Given problem: Extract from the listing each line in which the word "this" appears.

Data entries:
◆ ◆ ◆ ◆

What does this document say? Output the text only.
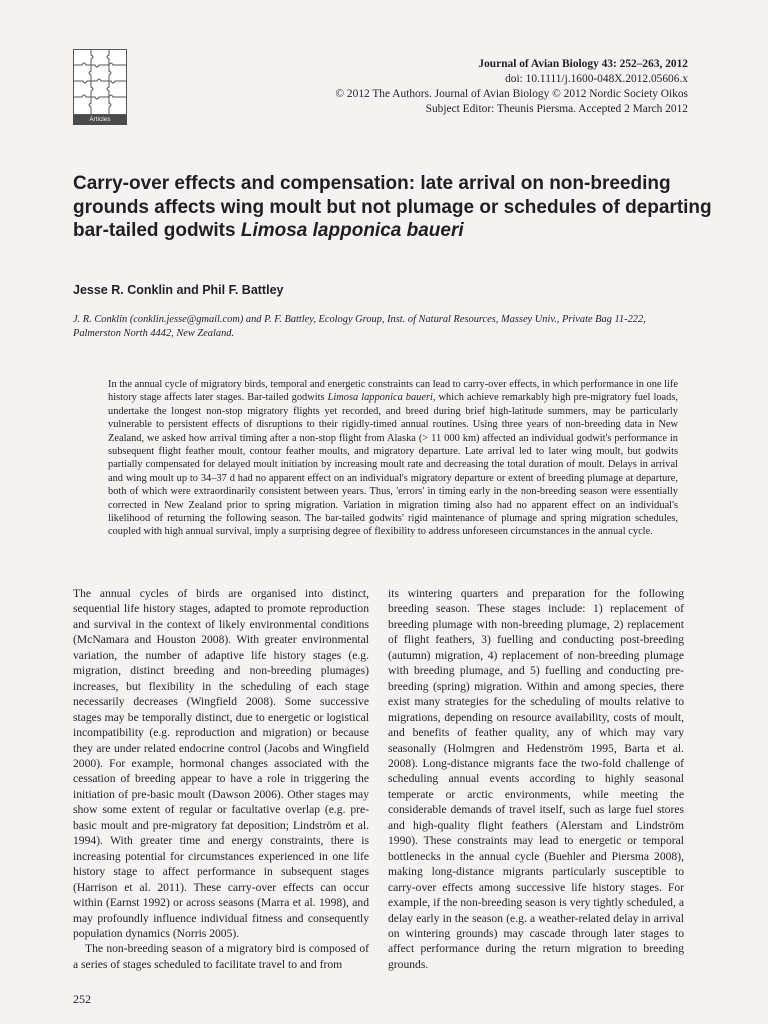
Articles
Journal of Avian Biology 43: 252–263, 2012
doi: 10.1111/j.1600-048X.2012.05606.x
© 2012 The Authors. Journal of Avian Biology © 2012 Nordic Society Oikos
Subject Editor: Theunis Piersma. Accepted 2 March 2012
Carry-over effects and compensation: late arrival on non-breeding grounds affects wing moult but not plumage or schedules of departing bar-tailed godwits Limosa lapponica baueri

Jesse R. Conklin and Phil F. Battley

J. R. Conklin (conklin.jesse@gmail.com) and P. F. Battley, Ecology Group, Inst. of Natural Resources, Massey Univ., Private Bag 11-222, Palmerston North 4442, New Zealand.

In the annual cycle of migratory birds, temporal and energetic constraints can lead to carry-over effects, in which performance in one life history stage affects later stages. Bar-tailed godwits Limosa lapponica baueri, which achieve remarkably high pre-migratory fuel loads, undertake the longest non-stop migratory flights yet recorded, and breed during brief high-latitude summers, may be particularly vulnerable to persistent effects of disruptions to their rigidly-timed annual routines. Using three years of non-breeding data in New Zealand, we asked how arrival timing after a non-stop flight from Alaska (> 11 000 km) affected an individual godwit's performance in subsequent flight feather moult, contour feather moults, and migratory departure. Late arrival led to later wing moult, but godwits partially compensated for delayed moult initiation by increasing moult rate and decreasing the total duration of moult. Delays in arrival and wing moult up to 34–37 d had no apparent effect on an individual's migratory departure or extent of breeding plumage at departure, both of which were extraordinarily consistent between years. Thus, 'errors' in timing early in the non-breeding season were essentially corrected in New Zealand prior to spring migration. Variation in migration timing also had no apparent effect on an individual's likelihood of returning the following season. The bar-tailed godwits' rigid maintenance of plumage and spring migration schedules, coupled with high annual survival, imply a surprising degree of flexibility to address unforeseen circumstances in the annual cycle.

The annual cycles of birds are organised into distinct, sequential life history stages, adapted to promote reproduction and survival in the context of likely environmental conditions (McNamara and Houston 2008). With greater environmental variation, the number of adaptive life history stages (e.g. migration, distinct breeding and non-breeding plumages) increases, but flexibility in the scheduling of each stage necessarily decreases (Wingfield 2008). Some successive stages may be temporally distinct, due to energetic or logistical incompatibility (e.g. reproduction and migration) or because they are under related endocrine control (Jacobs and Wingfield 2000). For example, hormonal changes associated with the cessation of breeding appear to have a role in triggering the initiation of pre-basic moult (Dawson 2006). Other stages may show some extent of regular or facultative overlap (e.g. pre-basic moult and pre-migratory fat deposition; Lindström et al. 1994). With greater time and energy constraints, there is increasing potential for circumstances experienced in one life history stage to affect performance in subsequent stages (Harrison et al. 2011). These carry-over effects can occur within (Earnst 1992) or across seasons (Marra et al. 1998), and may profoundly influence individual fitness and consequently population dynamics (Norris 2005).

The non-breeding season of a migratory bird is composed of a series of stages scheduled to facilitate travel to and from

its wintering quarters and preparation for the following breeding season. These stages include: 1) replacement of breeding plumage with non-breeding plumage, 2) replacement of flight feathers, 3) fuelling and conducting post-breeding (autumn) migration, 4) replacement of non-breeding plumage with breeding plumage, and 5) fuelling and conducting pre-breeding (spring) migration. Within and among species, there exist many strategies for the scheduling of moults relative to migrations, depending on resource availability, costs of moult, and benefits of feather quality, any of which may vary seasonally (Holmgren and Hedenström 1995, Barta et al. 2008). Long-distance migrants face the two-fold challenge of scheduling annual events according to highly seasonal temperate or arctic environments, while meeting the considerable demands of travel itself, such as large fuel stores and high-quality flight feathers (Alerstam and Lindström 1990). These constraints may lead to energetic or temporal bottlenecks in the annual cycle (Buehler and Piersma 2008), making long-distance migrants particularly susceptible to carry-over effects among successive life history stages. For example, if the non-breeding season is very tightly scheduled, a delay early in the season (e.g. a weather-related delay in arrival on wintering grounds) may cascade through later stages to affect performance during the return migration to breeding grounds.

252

◆ ◆ ◆ ◆

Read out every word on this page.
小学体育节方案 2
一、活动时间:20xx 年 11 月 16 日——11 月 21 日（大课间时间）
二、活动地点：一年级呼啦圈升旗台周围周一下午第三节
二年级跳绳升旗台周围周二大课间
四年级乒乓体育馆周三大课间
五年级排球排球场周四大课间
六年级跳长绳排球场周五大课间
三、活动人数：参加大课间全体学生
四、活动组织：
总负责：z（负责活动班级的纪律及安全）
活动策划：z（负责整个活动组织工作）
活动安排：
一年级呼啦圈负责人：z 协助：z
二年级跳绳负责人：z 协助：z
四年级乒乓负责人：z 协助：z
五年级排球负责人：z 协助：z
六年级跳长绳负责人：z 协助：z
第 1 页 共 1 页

◆ ◆ ◆ ◆

Response to the task:
What does this document say? Output the text only.
Read out every word on this page.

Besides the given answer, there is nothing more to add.